Input material:
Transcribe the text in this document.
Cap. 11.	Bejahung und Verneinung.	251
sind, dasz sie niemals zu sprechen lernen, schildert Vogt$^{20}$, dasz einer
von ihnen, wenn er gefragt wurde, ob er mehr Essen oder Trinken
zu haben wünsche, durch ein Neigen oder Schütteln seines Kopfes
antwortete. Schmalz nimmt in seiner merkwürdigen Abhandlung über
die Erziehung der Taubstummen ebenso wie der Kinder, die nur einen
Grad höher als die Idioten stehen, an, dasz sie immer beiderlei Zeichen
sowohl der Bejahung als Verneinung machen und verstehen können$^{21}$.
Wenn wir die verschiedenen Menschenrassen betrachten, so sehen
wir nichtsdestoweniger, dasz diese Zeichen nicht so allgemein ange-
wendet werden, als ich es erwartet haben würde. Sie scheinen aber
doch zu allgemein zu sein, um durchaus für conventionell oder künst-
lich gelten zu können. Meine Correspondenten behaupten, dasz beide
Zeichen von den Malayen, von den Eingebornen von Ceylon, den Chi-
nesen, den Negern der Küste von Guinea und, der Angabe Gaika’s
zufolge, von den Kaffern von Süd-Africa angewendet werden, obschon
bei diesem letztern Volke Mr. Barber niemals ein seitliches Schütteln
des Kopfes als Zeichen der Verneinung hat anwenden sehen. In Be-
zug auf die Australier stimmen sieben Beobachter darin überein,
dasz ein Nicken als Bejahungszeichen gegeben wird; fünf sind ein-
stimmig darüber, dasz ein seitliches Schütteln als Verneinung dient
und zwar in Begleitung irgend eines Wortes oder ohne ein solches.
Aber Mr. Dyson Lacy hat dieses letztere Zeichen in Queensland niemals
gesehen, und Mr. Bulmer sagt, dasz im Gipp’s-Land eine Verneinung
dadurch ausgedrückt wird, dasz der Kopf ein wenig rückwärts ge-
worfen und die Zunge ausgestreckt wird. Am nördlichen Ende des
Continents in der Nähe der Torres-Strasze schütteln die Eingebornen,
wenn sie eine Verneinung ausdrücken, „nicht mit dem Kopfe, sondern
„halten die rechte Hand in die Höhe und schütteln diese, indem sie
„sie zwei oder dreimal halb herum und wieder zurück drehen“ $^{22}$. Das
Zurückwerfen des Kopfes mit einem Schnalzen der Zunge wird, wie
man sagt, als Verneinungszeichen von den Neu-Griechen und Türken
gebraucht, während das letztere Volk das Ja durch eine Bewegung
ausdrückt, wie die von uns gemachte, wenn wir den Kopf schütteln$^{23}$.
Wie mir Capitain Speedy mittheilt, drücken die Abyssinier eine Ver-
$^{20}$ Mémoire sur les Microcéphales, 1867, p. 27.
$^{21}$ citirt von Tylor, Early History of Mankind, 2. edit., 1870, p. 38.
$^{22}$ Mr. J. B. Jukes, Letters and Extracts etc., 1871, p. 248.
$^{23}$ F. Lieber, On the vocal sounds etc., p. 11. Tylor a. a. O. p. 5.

Given problem: Each line in the material either holds the string "wird" or does not. State how many do, and nothing else.

Result: 4